- **WHAT IS ASKED**:
Go through the records underneath and write each one out again exactly.

BEGIN SUPPLIED DATA

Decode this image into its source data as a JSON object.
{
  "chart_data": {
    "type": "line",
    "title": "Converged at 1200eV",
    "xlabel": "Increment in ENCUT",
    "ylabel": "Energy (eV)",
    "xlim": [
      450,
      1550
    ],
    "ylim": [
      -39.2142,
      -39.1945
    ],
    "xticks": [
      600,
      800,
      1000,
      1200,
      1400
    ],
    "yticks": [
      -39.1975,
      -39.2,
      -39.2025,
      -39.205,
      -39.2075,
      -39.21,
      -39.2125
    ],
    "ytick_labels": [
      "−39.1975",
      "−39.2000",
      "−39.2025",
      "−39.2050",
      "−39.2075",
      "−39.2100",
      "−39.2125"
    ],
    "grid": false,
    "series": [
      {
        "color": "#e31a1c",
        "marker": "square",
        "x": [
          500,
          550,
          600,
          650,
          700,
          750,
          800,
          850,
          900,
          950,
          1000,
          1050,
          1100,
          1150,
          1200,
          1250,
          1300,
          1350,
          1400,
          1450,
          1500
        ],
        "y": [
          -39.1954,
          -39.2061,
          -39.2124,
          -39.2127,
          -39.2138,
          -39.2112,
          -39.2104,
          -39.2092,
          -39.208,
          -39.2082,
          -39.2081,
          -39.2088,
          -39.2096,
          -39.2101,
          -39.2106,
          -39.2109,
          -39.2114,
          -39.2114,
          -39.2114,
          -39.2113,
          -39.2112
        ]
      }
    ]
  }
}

END SUPPLIED DATA

- **ANSWER IN FULL**:
Decode this image into its source data as a JSON object.
{
  "chart_data": {
    "type": "line",
    "title": "Converged at 1200eV",
    "xlabel": "Increment in ENCUT",
    "ylabel": "Energy (eV)",
    "xlim": [
      450,
      1550
    ],
    "ylim": [
      -39.2142,
      -39.1945
    ],
    "xticks": [
      600,
      800,
      1000,
      1200,
      1400
    ],
    "yticks": [
      -39.1975,
      -39.2,
      -39.2025,
      -39.205,
      -39.2075,
      -39.21,
      -39.2125
    ],
    "ytick_labels": [
      "−39.1975",
      "−39.2000",
      "−39.2025",
      "−39.2050",
      "−39.2075",
      "−39.2100",
      "−39.2125"
    ],
    "grid": false,
    "series": [
      {
        "color": "#e31a1c",
        "marker": "square",
        "x": [
          500,
          550,
          600,
          650,
          700,
          750,
          800,
          850,
          900,
          950,
          1000,
          1050,
          1100,
          1150,
          1200,
          1250,
          1300,
          1350,
          1400,
          1450,
          1500
        ],
        "y": [
          -39.1954,
          -39.2061,
          -39.2124,
          -39.2127,
          -39.2138,
          -39.2112,
          -39.2104,
          -39.2092,
          -39.208,
          -39.2082,
          -39.2081,
          -39.2088,
          -39.2096,
          -39.2101,
          -39.2106,
          -39.2109,
          -39.2114,
          -39.2114,
          -39.2114,
          -39.2113,
          -39.2112
        ]
      }
    ]
  }
}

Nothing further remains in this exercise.